*Dataset records:*
•••

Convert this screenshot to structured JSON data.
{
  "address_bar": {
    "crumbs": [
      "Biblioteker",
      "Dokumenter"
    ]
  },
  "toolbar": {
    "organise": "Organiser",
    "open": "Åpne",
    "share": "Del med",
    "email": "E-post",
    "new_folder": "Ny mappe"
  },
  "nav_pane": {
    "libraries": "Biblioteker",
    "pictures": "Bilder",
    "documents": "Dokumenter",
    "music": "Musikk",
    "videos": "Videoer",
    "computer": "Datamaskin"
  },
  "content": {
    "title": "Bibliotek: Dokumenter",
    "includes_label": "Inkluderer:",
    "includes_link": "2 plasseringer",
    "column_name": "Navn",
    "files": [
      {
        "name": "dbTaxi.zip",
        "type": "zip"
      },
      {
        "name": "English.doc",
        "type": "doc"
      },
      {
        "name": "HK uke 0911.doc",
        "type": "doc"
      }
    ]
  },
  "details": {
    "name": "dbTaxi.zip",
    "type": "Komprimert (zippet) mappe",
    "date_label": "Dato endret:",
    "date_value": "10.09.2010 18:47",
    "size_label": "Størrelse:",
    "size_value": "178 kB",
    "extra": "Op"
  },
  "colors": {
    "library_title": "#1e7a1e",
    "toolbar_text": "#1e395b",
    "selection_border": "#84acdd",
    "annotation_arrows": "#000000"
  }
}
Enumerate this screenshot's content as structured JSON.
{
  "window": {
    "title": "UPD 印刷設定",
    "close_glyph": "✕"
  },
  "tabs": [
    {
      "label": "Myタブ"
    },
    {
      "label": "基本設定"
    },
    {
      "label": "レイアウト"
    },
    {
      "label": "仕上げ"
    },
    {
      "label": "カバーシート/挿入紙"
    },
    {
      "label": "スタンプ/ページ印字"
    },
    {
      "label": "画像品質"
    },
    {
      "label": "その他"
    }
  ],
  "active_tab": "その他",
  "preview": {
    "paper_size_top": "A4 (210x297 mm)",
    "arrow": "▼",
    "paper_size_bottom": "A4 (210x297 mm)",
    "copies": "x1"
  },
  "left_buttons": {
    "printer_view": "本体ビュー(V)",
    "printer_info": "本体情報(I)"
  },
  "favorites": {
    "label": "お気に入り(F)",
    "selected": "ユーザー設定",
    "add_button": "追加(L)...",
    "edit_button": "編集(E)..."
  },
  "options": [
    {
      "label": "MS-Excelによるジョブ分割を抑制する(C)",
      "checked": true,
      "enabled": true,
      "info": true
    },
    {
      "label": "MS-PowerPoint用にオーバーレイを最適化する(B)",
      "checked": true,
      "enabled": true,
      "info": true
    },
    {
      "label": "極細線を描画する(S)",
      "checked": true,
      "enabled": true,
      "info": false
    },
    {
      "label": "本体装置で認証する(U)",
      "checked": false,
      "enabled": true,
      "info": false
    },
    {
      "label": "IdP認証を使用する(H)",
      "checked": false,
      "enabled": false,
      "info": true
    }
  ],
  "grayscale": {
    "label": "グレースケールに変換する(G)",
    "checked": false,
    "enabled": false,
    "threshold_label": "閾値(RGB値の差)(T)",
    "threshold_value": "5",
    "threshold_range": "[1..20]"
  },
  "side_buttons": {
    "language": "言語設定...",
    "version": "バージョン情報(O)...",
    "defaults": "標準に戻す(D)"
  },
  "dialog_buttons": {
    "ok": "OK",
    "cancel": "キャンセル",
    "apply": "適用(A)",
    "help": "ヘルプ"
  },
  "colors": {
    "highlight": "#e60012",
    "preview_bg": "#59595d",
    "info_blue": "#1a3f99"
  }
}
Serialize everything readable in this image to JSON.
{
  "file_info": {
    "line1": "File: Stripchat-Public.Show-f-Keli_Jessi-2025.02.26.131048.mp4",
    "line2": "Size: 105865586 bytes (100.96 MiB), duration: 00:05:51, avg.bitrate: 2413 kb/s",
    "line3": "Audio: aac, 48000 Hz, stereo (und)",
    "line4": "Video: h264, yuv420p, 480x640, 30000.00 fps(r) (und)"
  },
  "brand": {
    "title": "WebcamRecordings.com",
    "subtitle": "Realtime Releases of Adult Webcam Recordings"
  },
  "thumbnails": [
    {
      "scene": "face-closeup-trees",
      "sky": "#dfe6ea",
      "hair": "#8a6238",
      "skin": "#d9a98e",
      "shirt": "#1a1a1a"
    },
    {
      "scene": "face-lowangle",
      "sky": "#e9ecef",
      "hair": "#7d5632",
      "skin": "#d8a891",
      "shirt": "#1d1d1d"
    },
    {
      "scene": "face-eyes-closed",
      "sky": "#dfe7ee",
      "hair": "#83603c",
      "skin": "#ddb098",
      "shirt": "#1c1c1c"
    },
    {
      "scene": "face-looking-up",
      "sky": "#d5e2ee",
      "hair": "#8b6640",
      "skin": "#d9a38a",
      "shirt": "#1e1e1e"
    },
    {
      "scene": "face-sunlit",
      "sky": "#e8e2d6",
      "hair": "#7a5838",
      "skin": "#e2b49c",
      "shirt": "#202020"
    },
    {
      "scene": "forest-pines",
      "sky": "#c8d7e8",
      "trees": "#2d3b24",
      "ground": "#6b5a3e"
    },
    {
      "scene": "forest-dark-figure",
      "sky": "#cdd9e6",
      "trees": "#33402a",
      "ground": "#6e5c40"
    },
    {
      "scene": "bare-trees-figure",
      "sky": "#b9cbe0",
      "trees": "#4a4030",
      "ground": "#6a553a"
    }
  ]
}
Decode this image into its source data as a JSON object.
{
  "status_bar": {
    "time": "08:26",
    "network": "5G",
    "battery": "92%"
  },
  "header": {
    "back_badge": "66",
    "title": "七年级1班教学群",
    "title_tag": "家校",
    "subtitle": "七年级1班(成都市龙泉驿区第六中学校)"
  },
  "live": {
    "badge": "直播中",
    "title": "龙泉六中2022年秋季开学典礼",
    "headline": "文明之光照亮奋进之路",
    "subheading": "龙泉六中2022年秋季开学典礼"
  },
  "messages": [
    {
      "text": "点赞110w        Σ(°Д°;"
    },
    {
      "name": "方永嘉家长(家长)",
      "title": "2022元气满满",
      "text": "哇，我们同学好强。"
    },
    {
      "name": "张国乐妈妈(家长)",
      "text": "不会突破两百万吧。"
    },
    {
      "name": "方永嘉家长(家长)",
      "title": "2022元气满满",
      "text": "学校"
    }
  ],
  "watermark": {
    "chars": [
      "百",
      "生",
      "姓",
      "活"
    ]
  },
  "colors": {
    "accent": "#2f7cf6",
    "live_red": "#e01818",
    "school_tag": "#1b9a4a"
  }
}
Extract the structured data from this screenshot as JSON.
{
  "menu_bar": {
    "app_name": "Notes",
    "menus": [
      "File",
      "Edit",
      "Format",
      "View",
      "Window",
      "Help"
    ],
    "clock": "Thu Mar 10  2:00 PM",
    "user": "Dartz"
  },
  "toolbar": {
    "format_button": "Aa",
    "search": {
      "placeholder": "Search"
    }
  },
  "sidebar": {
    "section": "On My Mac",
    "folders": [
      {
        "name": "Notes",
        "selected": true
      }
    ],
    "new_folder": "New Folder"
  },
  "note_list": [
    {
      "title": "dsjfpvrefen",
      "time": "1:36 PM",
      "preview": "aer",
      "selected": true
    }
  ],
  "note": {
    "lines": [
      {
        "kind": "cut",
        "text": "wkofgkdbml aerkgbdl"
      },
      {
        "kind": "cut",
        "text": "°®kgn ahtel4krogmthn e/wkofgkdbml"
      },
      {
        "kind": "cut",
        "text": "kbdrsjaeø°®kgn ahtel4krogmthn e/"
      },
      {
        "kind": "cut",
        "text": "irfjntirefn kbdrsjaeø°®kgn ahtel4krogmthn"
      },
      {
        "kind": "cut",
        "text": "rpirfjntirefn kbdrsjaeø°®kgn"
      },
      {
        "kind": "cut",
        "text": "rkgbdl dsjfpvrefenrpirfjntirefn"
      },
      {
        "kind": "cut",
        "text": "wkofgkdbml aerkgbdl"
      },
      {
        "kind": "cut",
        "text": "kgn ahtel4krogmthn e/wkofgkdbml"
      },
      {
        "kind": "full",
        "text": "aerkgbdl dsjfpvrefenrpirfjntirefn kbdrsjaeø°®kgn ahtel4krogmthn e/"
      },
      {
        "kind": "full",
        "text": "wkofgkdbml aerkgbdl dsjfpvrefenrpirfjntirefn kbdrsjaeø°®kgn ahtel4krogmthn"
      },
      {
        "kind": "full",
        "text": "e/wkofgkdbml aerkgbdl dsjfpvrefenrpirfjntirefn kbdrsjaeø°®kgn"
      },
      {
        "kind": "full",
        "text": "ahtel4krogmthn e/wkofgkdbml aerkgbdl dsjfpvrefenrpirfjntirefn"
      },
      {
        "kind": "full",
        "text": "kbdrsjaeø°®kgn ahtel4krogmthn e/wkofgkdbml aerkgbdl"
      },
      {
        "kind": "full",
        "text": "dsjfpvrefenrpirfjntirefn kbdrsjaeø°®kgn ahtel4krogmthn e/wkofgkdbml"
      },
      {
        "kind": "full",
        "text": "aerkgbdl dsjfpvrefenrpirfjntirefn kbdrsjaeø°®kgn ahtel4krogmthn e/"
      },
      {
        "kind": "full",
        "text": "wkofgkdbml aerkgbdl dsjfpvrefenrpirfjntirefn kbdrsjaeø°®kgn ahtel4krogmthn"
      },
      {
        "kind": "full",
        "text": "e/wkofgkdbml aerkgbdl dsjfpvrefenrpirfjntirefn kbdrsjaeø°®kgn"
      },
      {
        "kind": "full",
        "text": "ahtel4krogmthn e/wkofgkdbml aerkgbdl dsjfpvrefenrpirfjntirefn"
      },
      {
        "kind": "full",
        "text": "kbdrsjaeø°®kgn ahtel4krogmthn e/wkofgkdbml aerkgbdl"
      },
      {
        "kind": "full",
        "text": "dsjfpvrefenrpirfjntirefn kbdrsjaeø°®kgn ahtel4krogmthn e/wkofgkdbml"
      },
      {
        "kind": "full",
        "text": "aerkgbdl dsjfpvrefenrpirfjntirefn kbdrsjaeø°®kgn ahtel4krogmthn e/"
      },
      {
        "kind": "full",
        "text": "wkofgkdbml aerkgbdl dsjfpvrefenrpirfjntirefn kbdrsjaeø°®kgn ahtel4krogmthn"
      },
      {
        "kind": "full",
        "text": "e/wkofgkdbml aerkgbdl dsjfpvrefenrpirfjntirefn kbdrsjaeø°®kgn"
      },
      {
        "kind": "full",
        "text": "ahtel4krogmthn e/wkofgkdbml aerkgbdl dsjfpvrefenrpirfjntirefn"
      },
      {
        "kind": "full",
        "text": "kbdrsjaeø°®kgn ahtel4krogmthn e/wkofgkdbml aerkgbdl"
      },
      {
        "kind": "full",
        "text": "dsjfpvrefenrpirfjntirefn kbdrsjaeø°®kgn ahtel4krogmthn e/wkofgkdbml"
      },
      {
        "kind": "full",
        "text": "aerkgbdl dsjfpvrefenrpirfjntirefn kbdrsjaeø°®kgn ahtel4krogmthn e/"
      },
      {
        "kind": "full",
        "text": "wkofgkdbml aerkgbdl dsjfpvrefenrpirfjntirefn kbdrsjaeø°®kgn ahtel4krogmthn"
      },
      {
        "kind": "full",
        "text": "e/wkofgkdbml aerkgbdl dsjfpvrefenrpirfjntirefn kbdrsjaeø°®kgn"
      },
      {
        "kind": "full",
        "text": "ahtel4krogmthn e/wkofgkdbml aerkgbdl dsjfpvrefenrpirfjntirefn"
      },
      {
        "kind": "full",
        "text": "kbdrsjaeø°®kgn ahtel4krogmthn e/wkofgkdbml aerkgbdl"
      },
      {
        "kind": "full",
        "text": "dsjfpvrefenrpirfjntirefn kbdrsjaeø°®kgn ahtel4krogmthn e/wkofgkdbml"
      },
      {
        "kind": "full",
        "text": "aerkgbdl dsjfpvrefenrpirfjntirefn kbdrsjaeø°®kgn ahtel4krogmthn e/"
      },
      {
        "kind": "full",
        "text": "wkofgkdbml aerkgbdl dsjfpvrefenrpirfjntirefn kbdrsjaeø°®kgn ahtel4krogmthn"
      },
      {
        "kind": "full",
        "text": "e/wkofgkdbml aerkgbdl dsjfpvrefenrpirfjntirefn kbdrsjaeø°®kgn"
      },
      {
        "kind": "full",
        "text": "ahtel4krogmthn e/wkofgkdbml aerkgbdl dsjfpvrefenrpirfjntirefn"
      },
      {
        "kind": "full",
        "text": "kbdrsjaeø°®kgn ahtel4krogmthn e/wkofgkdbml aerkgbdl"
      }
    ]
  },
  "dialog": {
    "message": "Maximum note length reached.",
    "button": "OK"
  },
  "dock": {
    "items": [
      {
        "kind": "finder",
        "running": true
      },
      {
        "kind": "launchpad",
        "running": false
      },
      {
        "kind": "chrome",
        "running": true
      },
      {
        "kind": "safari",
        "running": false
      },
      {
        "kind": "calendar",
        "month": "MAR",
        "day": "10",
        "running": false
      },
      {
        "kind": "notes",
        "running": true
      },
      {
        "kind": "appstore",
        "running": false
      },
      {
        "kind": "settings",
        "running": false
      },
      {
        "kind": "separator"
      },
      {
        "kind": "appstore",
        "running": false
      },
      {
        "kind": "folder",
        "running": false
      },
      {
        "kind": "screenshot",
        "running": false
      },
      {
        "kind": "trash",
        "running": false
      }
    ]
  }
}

•••

*Work required:* Search the records for the word "content", then list every line that has it.

*Full output:*
  "content": {
Enumerate this screenshot's content as structured JSON.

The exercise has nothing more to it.